[Extracted records]

────

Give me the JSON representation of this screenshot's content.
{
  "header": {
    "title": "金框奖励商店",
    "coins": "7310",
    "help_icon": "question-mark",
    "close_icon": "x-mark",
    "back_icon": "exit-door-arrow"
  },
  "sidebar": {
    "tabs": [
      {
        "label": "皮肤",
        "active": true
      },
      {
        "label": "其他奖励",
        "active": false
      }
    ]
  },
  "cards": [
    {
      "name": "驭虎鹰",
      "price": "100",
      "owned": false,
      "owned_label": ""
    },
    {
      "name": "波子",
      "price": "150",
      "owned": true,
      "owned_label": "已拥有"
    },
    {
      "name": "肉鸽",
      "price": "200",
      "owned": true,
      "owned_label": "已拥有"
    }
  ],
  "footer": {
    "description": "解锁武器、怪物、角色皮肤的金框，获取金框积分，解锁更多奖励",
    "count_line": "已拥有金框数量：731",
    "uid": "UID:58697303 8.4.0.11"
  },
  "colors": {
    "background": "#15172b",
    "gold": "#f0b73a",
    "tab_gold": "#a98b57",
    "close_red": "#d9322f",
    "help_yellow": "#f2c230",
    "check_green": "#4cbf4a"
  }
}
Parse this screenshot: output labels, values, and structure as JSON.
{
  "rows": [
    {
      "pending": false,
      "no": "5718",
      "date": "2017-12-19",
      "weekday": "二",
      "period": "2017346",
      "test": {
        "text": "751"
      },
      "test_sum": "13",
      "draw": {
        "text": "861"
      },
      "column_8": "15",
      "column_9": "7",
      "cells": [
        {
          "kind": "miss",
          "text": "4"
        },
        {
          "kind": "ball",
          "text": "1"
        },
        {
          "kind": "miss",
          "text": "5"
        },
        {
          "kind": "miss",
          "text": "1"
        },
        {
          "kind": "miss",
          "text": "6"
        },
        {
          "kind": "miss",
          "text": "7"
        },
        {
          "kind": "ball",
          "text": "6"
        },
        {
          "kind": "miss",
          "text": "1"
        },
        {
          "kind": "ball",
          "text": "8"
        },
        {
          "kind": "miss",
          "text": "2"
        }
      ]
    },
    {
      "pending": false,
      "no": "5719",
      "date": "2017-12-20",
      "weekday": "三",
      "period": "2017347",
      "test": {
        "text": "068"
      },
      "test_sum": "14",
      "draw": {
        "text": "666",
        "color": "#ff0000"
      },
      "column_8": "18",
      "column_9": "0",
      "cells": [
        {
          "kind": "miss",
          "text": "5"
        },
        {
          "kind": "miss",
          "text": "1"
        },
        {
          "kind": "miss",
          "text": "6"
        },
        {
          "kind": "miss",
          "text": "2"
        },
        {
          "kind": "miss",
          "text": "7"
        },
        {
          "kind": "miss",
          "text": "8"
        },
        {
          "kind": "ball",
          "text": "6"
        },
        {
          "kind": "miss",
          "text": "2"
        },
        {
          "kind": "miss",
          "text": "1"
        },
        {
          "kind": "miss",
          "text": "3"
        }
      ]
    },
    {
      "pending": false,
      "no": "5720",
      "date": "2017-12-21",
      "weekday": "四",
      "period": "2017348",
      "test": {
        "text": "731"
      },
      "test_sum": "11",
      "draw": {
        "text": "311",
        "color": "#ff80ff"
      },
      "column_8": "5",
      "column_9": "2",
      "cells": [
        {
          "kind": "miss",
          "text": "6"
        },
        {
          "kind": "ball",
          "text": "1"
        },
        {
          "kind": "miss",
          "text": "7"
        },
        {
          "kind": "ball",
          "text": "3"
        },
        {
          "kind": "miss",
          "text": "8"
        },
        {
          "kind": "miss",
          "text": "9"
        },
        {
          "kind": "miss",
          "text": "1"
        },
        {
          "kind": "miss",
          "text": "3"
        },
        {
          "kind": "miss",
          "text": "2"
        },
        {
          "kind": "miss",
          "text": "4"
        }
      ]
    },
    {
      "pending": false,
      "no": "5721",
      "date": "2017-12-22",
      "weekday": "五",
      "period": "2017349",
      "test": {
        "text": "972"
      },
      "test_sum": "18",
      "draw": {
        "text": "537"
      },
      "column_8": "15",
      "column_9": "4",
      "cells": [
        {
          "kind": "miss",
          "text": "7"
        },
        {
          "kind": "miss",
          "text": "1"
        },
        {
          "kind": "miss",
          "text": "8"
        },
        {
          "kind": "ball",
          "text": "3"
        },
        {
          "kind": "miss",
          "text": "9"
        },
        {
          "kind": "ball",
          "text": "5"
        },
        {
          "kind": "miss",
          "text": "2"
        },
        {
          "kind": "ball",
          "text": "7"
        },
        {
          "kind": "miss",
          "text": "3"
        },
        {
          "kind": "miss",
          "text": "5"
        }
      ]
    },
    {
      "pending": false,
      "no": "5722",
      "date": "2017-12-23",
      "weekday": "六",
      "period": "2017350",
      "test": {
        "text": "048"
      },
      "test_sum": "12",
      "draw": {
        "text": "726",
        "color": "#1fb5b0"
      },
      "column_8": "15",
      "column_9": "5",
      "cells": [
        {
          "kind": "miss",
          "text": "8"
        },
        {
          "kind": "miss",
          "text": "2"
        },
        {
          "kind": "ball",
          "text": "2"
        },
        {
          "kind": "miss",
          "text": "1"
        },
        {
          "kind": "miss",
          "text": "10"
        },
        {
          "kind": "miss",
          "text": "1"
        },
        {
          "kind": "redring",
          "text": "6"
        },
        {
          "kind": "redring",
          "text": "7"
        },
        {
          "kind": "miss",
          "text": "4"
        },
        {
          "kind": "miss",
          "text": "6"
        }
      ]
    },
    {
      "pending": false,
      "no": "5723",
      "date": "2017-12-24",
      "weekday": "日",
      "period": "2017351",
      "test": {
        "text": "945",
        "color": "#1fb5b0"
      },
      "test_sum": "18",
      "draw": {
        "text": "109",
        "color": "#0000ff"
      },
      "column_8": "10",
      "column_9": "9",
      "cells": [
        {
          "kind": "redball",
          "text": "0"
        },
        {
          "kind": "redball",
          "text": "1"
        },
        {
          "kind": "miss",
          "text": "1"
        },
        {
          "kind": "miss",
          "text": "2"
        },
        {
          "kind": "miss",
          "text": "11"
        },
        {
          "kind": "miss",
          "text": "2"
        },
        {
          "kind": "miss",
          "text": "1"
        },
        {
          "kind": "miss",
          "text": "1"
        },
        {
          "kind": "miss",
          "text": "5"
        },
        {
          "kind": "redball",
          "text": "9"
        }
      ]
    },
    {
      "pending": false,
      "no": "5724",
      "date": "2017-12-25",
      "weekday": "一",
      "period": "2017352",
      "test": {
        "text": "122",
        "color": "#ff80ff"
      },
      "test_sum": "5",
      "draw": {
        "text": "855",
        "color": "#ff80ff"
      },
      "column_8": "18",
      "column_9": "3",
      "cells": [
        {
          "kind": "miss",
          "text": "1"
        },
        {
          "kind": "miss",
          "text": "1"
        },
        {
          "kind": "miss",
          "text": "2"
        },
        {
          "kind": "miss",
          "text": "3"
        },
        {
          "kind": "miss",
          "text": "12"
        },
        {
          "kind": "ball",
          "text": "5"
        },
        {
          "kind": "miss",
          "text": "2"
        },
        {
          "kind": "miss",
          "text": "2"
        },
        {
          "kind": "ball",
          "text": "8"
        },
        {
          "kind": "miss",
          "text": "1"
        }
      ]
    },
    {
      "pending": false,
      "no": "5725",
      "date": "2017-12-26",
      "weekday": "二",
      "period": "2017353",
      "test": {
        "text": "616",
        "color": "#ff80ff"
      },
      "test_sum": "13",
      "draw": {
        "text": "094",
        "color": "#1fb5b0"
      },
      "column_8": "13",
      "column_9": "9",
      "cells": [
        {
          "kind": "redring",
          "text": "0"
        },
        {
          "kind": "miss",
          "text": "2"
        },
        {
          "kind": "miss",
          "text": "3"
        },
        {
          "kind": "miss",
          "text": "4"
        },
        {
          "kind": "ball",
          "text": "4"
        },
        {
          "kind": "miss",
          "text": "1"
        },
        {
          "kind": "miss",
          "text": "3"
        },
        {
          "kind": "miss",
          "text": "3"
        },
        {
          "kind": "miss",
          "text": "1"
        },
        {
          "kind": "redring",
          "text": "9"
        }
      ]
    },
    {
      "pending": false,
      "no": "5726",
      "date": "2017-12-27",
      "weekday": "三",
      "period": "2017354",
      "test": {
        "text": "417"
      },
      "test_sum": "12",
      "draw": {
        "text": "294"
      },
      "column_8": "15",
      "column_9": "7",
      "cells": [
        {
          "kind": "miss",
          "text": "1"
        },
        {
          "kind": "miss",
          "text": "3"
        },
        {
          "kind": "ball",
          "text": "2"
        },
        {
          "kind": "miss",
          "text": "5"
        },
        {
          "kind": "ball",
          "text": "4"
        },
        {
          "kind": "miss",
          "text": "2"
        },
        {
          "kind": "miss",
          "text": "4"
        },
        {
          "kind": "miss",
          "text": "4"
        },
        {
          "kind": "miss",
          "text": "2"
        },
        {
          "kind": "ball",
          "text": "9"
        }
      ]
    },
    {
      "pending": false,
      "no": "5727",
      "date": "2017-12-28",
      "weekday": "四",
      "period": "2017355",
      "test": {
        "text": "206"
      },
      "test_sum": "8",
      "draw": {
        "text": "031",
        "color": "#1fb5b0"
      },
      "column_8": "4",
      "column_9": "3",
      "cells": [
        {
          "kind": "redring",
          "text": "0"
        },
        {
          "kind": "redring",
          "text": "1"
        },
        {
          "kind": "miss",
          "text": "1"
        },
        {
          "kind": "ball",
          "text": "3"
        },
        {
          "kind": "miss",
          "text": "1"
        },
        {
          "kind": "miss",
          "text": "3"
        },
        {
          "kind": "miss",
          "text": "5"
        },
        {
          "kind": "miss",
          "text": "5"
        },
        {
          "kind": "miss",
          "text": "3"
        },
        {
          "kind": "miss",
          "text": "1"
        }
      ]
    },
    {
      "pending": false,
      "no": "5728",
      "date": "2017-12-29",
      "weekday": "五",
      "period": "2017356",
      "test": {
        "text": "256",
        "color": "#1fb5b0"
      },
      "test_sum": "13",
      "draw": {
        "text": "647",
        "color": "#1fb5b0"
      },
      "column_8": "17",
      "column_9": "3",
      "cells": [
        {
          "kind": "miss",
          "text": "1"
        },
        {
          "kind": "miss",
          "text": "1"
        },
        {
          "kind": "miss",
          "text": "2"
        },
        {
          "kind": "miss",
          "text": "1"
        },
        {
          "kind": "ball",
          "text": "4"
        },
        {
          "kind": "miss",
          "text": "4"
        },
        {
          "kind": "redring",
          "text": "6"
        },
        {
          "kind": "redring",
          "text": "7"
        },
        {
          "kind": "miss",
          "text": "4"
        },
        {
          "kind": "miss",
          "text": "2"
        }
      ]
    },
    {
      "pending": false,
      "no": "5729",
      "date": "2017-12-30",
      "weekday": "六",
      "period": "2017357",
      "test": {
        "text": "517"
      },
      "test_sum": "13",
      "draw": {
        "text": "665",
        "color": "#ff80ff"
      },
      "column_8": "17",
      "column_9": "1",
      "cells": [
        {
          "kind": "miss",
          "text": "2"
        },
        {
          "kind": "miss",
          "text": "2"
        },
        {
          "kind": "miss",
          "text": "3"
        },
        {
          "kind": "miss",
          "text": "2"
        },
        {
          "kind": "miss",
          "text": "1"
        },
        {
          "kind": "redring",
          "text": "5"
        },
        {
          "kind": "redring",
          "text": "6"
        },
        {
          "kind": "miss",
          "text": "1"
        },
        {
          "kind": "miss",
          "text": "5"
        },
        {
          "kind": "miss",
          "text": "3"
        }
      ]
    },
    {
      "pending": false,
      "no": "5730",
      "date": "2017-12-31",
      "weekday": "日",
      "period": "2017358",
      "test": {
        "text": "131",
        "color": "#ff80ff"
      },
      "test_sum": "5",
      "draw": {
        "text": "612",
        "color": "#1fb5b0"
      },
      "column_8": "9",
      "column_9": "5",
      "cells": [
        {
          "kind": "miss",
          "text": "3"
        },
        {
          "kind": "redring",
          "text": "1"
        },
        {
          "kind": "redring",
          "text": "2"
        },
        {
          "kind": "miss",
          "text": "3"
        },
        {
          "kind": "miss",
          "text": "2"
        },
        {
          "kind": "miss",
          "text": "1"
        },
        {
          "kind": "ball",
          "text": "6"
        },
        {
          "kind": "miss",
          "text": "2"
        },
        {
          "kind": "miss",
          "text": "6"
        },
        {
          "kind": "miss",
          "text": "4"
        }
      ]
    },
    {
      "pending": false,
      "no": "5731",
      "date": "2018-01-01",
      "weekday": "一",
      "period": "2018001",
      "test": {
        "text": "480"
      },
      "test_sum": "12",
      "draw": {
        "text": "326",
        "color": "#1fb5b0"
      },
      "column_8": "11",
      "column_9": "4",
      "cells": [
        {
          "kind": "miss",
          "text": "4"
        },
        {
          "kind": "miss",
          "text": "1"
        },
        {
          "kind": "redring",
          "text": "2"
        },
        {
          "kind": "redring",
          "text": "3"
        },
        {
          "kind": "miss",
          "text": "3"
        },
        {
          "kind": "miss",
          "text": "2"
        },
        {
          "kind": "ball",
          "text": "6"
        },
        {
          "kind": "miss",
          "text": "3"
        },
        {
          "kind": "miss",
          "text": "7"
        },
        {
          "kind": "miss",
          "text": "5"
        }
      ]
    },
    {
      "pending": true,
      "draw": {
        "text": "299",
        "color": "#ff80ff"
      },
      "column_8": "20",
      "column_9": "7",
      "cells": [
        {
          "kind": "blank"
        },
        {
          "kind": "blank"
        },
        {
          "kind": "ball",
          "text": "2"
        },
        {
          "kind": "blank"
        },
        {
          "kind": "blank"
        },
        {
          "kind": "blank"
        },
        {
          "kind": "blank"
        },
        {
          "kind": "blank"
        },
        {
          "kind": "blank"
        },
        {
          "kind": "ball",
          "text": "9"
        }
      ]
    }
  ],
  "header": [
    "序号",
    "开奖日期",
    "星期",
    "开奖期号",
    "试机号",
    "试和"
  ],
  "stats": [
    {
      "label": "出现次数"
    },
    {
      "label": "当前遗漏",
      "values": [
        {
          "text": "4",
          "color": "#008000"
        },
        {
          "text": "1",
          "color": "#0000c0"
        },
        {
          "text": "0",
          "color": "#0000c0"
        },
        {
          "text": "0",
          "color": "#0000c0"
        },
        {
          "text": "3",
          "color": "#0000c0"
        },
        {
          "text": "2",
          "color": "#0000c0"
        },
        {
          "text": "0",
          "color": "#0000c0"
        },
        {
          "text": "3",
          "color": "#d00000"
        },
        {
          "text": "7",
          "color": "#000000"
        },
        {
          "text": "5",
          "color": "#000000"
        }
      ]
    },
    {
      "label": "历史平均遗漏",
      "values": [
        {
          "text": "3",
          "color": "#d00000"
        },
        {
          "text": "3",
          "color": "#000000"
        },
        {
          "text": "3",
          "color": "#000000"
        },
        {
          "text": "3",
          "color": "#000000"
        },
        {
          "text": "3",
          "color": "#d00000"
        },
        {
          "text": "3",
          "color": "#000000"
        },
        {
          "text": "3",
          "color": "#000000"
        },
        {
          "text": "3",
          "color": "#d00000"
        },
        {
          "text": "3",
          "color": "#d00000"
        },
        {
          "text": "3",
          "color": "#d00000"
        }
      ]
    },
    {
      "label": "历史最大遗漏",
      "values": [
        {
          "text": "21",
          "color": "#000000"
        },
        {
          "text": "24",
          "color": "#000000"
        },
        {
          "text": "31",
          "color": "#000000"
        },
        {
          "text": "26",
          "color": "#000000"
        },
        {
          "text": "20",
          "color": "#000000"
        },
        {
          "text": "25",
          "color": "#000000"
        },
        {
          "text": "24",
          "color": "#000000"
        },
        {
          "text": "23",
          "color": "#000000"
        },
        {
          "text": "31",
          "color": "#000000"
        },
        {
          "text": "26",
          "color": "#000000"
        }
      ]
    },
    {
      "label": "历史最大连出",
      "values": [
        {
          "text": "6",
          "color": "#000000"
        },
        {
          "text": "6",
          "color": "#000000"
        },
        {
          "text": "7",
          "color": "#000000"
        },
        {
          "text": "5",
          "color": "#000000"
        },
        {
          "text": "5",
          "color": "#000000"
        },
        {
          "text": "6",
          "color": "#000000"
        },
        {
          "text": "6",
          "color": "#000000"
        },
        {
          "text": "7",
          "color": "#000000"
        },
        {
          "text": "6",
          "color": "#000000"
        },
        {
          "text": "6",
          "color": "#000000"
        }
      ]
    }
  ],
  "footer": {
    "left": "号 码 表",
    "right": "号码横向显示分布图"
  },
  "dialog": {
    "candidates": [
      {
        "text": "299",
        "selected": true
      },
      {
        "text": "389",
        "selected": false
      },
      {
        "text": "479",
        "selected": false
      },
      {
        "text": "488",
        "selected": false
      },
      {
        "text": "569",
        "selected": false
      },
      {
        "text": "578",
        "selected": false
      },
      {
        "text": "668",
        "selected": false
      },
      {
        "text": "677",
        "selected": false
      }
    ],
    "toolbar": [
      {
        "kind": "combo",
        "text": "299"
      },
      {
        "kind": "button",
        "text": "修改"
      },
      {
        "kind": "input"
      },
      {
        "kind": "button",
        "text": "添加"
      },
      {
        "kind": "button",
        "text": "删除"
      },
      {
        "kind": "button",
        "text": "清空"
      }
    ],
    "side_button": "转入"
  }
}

────

Find the string "mark" in the entries above and return each line that holds it.

[Result for this task]
    "help_icon": "question-mark",
    "close_icon": "x-mark",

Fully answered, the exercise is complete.